## Brief
Copy out every record below exactly as written, but leave out any pictures.

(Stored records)
## Start

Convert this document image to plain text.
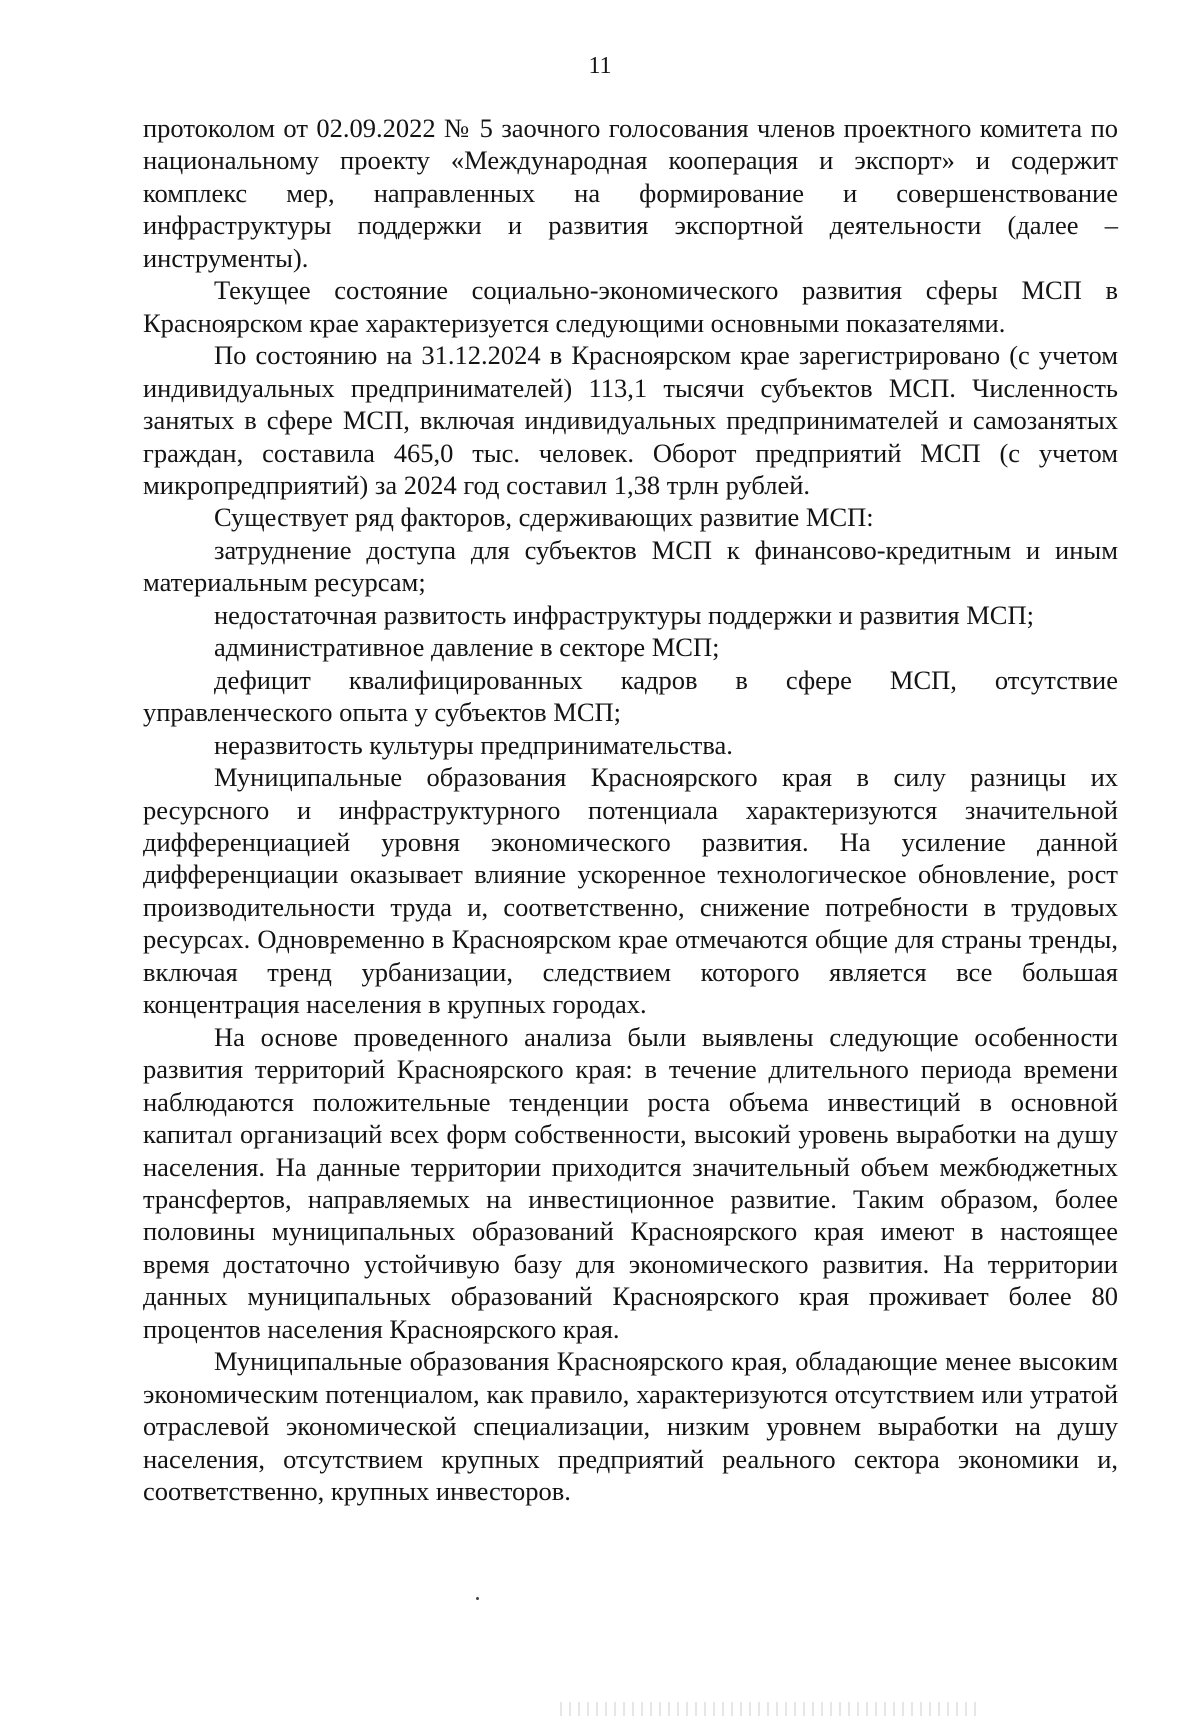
11

протоколом от 02.09.2022 № 5 заочного голосования членов проектного комитета по национальному проекту «Международная кооперация и экспорт» и содержит комплекс мер, направленных на формирование и совершенствование инфраструктуры поддержки и развития экспортной деятельности (далее – инструменты).

Текущее состояние социально-экономического развития сферы МСП в Красноярском крае характеризуется следующими основными показателями.

По состоянию на 31.12.2024 в Красноярском крае зарегистрировано (с учетом индивидуальных предпринимателей) 113,1 тысячи субъектов МСП. Численность занятых в сфере МСП, включая индивидуальных предпринимателей и самозанятых граждан, составила 465,0 тыс. человек. Оборот предприятий МСП (с учетом микропредприятий) за 2024 год составил 1,38 трлн рублей.

Существует ряд факторов, сдерживающих развитие МСП:

затруднение доступа для субъектов МСП к финансово-кредитным и иным материальным ресурсам;

недостаточная развитость инфраструктуры поддержки и развития МСП;

административное давление в секторе МСП;

дефицит квалифицированных кадров в сфере МСП, отсутствие управленческого опыта у субъектов МСП;

неразвитость культуры предпринимательства.

Муниципальные образования Красноярского края в силу разницы их ресурсного и инфраструктурного потенциала характеризуются значительной дифференциацией уровня экономического развития. На усиление данной дифференциации оказывает влияние ускоренное технологическое обновление, рост производительности труда и, соответственно, снижение потребности в трудовых ресурсах. Одновременно в Красноярском крае отмечаются общие для страны тренды, включая тренд урбанизации, следствием которого является все большая концентрация населения в крупных городах.

На основе проведенного анализа были выявлены следующие особенности развития территорий Красноярского края: в течение длительного периода времени наблюдаются положительные тенденции роста объема инвестиций в основной капитал организаций всех форм собственности, высокий уровень выработки на душу населения. На данные территории приходится значительный объем межбюджетных трансфертов, направляемых на инвестиционное развитие. Таким образом, более половины муниципальных образований Красноярского края имеют в настоящее время достаточно устойчивую базу для экономического развития. На территории данных муниципальных образований Красноярского края проживает более 80 процентов населения Красноярского края.

Муниципальные образования Красноярского края, обладающие менее высоким экономическим потенциалом, как правило, характеризуются отсутствием или утратой отраслевой экономической специализации, низким уровнем выработки на душу населения, отсутствием крупных предприятий реального сектора экономики и, соответственно, крупных инвесторов.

## End

## Written reply
Convert this document image to plain text.
11

протоколом от 02.09.2022 № 5 заочного голосования членов проектного комитета по национальному проекту «Международная кооперация и экспорт» и содержит комплекс мер, направленных на формирование и совершенствование инфраструктуры поддержки и развития экспортной деятельности (далее – инструменты).

Текущее состояние социально-экономического развития сферы МСП в Красноярском крае характеризуется следующими основными показателями.

По состоянию на 31.12.2024 в Красноярском крае зарегистрировано (с учетом индивидуальных предпринимателей) 113,1 тысячи субъектов МСП. Численность занятых в сфере МСП, включая индивидуальных предпринимателей и самозанятых граждан, составила 465,0 тыс. человек. Оборот предприятий МСП (с учетом микропредприятий) за 2024 год составил 1,38 трлн рублей.

Существует ряд факторов, сдерживающих развитие МСП:

затруднение доступа для субъектов МСП к финансово-кредитным и иным материальным ресурсам;

недостаточная развитость инфраструктуры поддержки и развития МСП;

административное давление в секторе МСП;

дефицит квалифицированных кадров в сфере МСП, отсутствие управленческого опыта у субъектов МСП;

неразвитость культуры предпринимательства.

Муниципальные образования Красноярского края в силу разницы их ресурсного и инфраструктурного потенциала характеризуются значительной дифференциацией уровня экономического развития. На усиление данной дифференциации оказывает влияние ускоренное технологическое обновление, рост производительности труда и, соответственно, снижение потребности в трудовых ресурсах. Одновременно в Красноярском крае отмечаются общие для страны тренды, включая тренд урбанизации, следствием которого является все большая концентрация населения в крупных городах.

На основе проведенного анализа были выявлены следующие особенности развития территорий Красноярского края: в течение длительного периода времени наблюдаются положительные тенденции роста объема инвестиций в основной капитал организаций всех форм собственности, высокий уровень выработки на душу населения. На данные территории приходится значительный объем межбюджетных трансфертов, направляемых на инвестиционное развитие. Таким образом, более половины муниципальных образований Красноярского края имеют в настоящее время достаточно устойчивую базу для экономического развития. На территории данных муниципальных образований Красноярского края проживает более 80 процентов населения Красноярского края.

Муниципальные образования Красноярского края, обладающие менее высоким экономическим потенциалом, как правило, характеризуются отсутствием или утратой отраслевой экономической специализации, низким уровнем выработки на душу населения, отсутствием крупных предприятий реального сектора экономики и, соответственно, крупных инвесторов.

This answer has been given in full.